(Excerpt from a dataset)

------------------------------

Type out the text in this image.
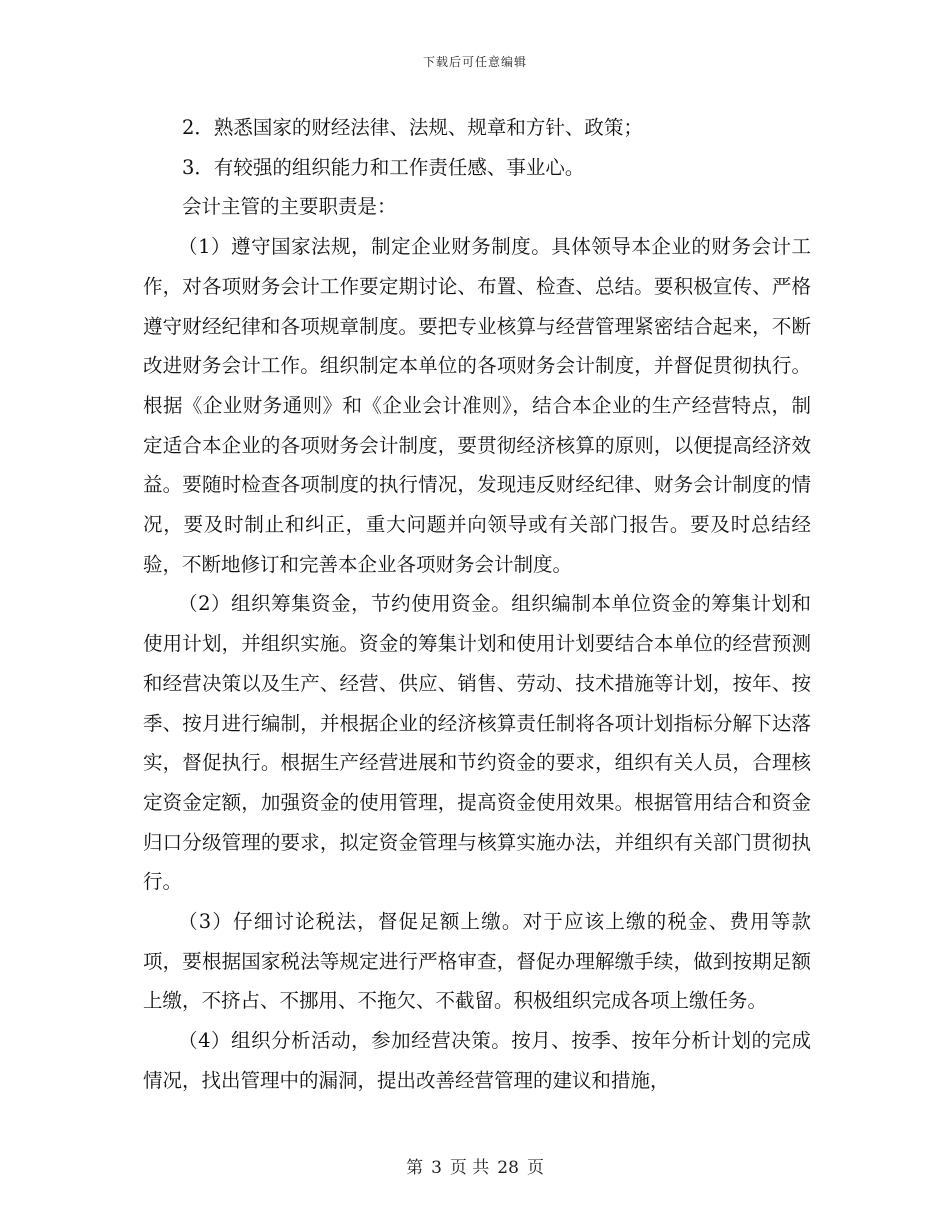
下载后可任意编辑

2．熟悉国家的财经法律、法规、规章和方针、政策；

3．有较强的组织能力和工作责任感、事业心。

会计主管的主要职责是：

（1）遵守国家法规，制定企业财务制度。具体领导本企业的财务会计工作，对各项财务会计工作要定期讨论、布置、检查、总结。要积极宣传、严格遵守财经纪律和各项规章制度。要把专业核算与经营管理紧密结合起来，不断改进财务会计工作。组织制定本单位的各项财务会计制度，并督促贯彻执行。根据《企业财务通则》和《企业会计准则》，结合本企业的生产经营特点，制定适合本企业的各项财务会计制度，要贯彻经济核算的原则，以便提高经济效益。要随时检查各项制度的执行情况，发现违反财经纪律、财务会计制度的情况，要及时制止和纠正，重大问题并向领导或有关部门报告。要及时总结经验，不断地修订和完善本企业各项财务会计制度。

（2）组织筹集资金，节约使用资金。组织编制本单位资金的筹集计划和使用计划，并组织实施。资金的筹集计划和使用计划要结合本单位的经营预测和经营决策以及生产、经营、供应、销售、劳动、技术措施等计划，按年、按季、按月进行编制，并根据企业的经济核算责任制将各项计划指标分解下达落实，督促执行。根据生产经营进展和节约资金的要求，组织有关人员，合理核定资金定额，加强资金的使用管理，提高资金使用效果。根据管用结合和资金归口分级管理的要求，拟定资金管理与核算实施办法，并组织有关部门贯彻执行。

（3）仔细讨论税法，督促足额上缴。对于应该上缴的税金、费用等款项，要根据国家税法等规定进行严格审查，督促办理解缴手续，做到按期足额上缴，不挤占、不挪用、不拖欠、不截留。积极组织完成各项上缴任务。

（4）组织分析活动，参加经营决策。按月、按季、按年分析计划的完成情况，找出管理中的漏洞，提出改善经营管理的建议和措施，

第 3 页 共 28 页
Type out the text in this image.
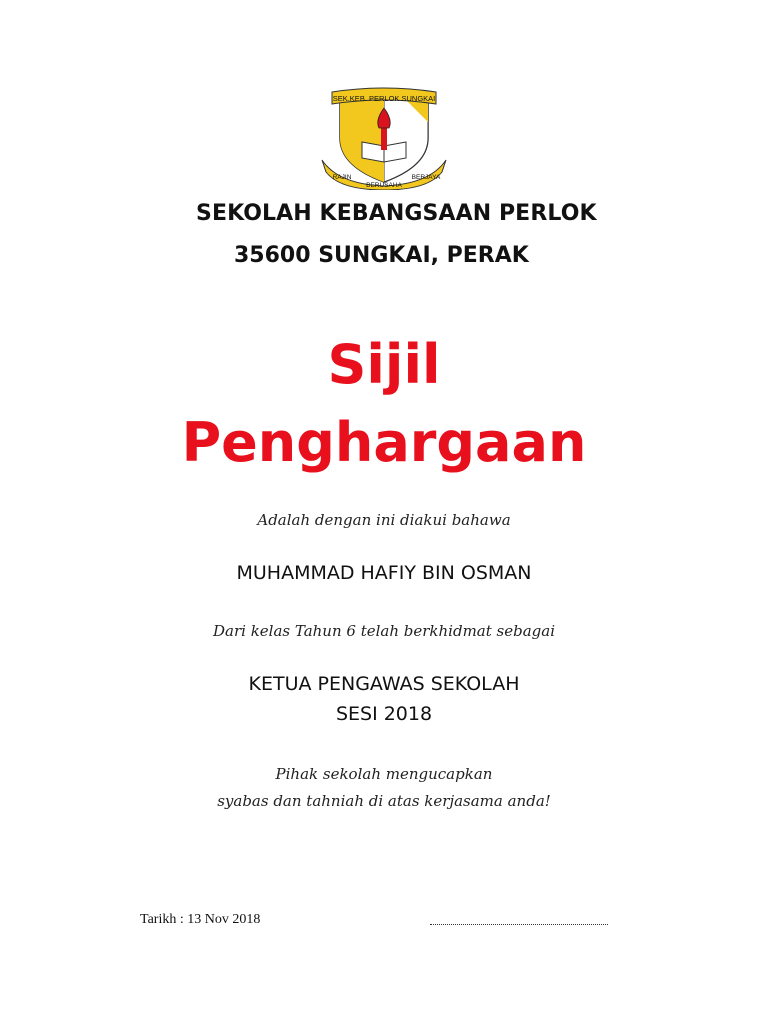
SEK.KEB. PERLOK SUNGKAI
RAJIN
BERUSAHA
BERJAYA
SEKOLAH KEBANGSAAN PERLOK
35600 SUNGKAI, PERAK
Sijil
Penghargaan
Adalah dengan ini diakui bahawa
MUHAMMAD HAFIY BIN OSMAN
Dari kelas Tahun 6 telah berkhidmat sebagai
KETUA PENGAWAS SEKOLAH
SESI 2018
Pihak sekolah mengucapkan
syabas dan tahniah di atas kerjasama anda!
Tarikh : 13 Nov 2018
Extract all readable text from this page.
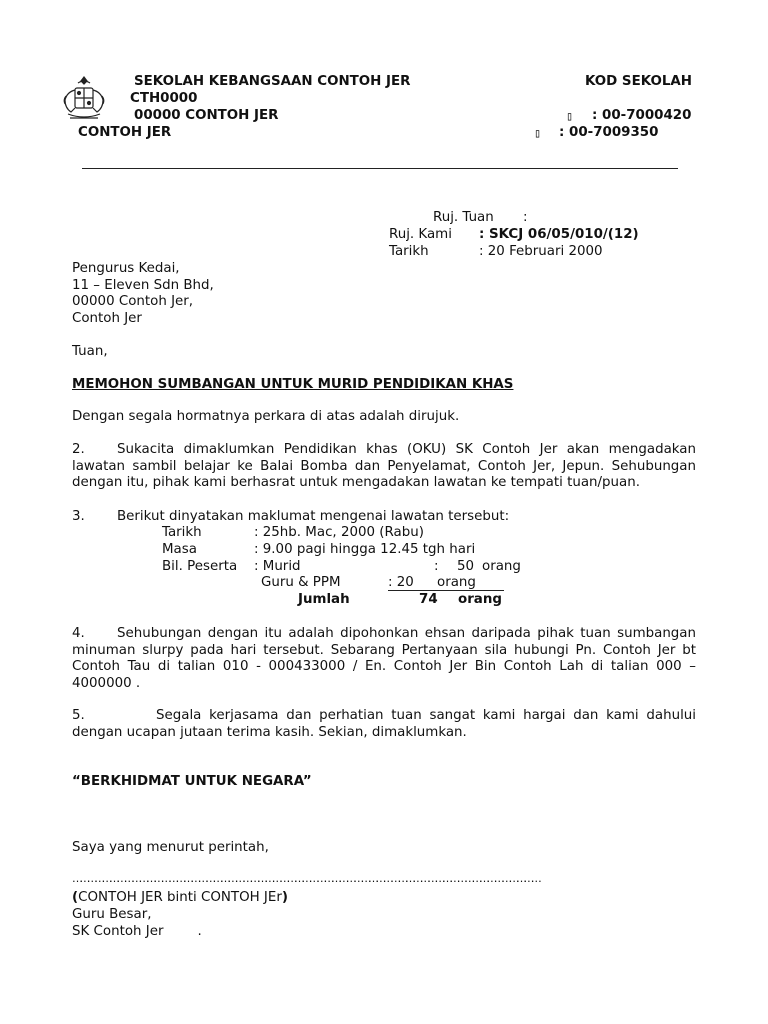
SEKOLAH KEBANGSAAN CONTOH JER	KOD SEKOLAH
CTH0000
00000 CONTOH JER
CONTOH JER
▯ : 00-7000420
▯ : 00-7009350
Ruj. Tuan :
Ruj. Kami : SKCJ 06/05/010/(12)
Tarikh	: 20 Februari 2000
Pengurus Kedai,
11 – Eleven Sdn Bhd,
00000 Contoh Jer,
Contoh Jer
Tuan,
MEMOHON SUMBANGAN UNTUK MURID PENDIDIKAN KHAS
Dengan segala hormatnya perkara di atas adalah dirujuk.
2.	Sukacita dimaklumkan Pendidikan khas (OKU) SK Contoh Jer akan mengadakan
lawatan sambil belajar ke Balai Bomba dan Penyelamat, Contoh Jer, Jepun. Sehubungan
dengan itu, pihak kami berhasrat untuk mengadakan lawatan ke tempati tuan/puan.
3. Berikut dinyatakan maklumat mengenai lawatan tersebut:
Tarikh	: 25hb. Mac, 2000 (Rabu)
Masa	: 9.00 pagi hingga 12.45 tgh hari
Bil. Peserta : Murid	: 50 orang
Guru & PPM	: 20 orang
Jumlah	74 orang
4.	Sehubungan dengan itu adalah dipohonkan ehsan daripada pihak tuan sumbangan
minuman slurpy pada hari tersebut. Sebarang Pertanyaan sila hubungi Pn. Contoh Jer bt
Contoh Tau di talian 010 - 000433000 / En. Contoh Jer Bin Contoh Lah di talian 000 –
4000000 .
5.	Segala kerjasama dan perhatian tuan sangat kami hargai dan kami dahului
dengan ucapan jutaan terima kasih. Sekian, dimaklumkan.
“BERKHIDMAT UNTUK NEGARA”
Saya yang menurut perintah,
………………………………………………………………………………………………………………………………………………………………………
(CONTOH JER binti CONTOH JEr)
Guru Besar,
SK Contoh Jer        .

------------------------------

— Task description —
Report how many lines in the data contain the word "kerjasama", with no words besides the number.

— Answer to the exercise —
2